## [What to produce]
Reproduce the listing below verbatim.
* begin Provided records *
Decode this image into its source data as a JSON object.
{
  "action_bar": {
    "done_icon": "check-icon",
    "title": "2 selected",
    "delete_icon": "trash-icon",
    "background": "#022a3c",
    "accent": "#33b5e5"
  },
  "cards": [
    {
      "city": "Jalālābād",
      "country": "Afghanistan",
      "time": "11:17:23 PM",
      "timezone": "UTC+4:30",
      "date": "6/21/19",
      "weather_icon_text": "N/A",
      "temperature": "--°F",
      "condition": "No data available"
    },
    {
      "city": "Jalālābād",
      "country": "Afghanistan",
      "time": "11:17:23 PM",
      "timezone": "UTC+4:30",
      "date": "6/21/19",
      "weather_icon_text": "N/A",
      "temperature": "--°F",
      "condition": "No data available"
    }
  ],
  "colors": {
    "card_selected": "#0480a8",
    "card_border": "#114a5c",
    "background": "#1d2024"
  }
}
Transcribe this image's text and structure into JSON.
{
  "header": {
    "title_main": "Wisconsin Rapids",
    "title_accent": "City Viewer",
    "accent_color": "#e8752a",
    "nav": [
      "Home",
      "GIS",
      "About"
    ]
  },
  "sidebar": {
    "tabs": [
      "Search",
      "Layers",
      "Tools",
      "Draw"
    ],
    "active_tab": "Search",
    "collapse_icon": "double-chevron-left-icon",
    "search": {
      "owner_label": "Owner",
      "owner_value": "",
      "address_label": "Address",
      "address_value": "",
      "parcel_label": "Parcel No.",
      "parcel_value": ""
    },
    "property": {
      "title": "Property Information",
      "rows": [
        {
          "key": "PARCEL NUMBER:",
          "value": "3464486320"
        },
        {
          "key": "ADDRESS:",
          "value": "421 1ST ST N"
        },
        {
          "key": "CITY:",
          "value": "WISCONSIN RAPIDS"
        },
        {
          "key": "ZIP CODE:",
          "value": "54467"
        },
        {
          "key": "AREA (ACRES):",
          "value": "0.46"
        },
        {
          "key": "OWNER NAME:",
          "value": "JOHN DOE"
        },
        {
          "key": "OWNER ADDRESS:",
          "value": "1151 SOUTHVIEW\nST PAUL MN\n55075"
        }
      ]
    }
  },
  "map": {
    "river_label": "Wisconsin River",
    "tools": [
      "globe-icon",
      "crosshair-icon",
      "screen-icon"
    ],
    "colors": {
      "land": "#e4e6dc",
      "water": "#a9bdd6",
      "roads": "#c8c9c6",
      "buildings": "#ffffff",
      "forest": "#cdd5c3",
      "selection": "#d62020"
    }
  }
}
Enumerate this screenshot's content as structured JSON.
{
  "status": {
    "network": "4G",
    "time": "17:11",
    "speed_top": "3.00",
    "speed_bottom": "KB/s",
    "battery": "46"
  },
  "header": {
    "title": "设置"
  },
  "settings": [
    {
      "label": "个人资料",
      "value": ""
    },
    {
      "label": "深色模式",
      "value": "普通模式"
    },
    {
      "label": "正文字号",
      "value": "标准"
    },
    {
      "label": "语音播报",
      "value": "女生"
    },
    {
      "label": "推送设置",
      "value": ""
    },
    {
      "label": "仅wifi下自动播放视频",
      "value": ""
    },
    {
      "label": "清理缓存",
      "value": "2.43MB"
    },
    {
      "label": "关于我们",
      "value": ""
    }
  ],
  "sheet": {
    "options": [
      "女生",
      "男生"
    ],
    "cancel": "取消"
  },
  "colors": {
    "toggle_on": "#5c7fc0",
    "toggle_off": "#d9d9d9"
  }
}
* end Provided records *
## [Full answer]
Decode this image into its source data as a JSON object.
{
  "action_bar": {
    "done_icon": "check-icon",
    "title": "2 selected",
    "delete_icon": "trash-icon",
    "background": "#022a3c",
    "accent": "#33b5e5"
  },
  "cards": [
    {
      "city": "Jalālābād",
      "country": "Afghanistan",
      "time": "11:17:23 PM",
      "timezone": "UTC+4:30",
      "date": "6/21/19",
      "weather_icon_text": "N/A",
      "temperature": "--°F",
      "condition": "No data available"
    },
    {
      "city": "Jalālābād",
      "country": "Afghanistan",
      "time": "11:17:23 PM",
      "timezone": "UTC+4:30",
      "date": "6/21/19",
      "weather_icon_text": "N/A",
      "temperature": "--°F",
      "condition": "No data available"
    }
  ],
  "colors": {
    "card_selected": "#0480a8",
    "card_border": "#114a5c",
    "background": "#1d2024"
  }
}
Transcribe this image's text and structure into JSON.
{
  "header": {
    "title_main": "Wisconsin Rapids",
    "title_accent": "City Viewer",
    "accent_color": "#e8752a",
    "nav": [
      "Home",
      "GIS",
      "About"
    ]
  },
  "sidebar": {
    "tabs": [
      "Search",
      "Layers",
      "Tools",
      "Draw"
    ],
    "active_tab": "Search",
    "collapse_icon": "double-chevron-left-icon",
    "search": {
      "owner_label": "Owner",
      "owner_value": "",
      "address_label": "Address",
      "address_value": "",
      "parcel_label": "Parcel No.",
      "parcel_value": ""
    },
    "property": {
      "title": "Property Information",
      "rows": [
        {
          "key": "PARCEL NUMBER:",
          "value": "3464486320"
        },
        {
          "key": "ADDRESS:",
          "value": "421 1ST ST N"
        },
        {
          "key": "CITY:",
          "value": "WISCONSIN RAPIDS"
        },
        {
          "key": "ZIP CODE:",
          "value": "54467"
        },
        {
          "key": "AREA (ACRES):",
          "value": "0.46"
        },
        {
          "key": "OWNER NAME:",
          "value": "JOHN DOE"
        },
        {
          "key": "OWNER ADDRESS:",
          "value": "1151 SOUTHVIEW\nST PAUL MN\n55075"
        }
      ]
    }
  },
  "map": {
    "river_label": "Wisconsin River",
    "tools": [
      "globe-icon",
      "crosshair-icon",
      "screen-icon"
    ],
    "colors": {
      "land": "#e4e6dc",
      "water": "#a9bdd6",
      "roads": "#c8c9c6",
      "buildings": "#ffffff",
      "forest": "#cdd5c3",
      "selection": "#d62020"
    }
  }
}
Enumerate this screenshot's content as structured JSON.
{
  "status": {
    "network": "4G",
    "time": "17:11",
    "speed_top": "3.00",
    "speed_bottom": "KB/s",
    "battery": "46"
  },
  "header": {
    "title": "设置"
  },
  "settings": [
    {
      "label": "个人资料",
      "value": ""
    },
    {
      "label": "深色模式",
      "value": "普通模式"
    },
    {
      "label": "正文字号",
      "value": "标准"
    },
    {
      "label": "语音播报",
      "value": "女生"
    },
    {
      "label": "推送设置",
      "value": ""
    },
    {
      "label": "仅wifi下自动播放视频",
      "value": ""
    },
    {
      "label": "清理缓存",
      "value": "2.43MB"
    },
    {
      "label": "关于我们",
      "value": ""
    }
  ],
  "sheet": {
    "options": [
      "女生",
      "男生"
    ],
    "cancel": "取消"
  },
  "colors": {
    "toggle_on": "#5c7fc0",
    "toggle_off": "#d9d9d9"
  }
}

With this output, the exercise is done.